SET EXERCISE: Find all the lines with "Size" and gather them.

#### SOURCE RECORDS ####

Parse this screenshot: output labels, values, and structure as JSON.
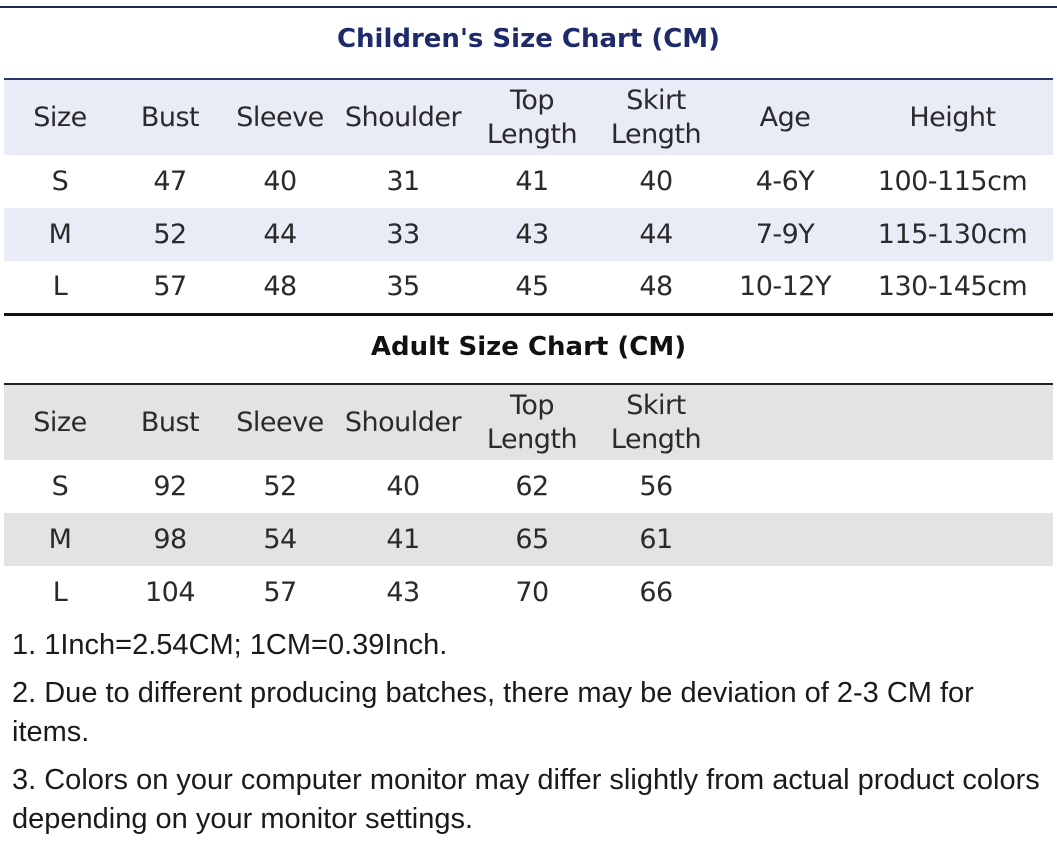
{
  "children": {
    "title": "Children's Size Chart (CM)",
    "headers": [
      "Size",
      "Bust",
      "Sleeve",
      "Shoulder",
      "Top\nLength",
      "Skirt\nLength",
      "Age",
      "Height"
    ],
    "rows": [
      [
        "S",
        "47",
        "40",
        "31",
        "41",
        "40",
        "4-6Y",
        "100-115cm"
      ],
      [
        "M",
        "52",
        "44",
        "33",
        "43",
        "44",
        "7-9Y",
        "115-130cm"
      ],
      [
        "L",
        "57",
        "48",
        "35",
        "45",
        "48",
        "10-12Y",
        "130-145cm"
      ]
    ]
  },
  "adult": {
    "title": "Adult Size Chart (CM)",
    "headers": [
      "Size",
      "Bust",
      "Sleeve",
      "Shoulder",
      "Top\nLength",
      "Skirt\nLength",
      "",
      ""
    ],
    "rows": [
      [
        "S",
        "92",
        "52",
        "40",
        "62",
        "56",
        "",
        ""
      ],
      [
        "M",
        "98",
        "54",
        "41",
        "65",
        "61",
        "",
        ""
      ],
      [
        "L",
        "104",
        "57",
        "43",
        "70",
        "66",
        "",
        ""
      ]
    ]
  },
  "notes": [
    "1. 1Inch=2.54CM; 1CM=0.39Inch.",
    "2. Due to different producing batches, there may be deviation of 2-3 CM for items.",
    "3. Colors on your computer monitor may differ slightly from actual product colors depending on your monitor settings."
  ]
}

####

OUTPUT FOR THIS TASK:
    "title": "Children's Size Chart (CM)",
      "Size",
    "title": "Adult Size Chart (CM)",
      "Size",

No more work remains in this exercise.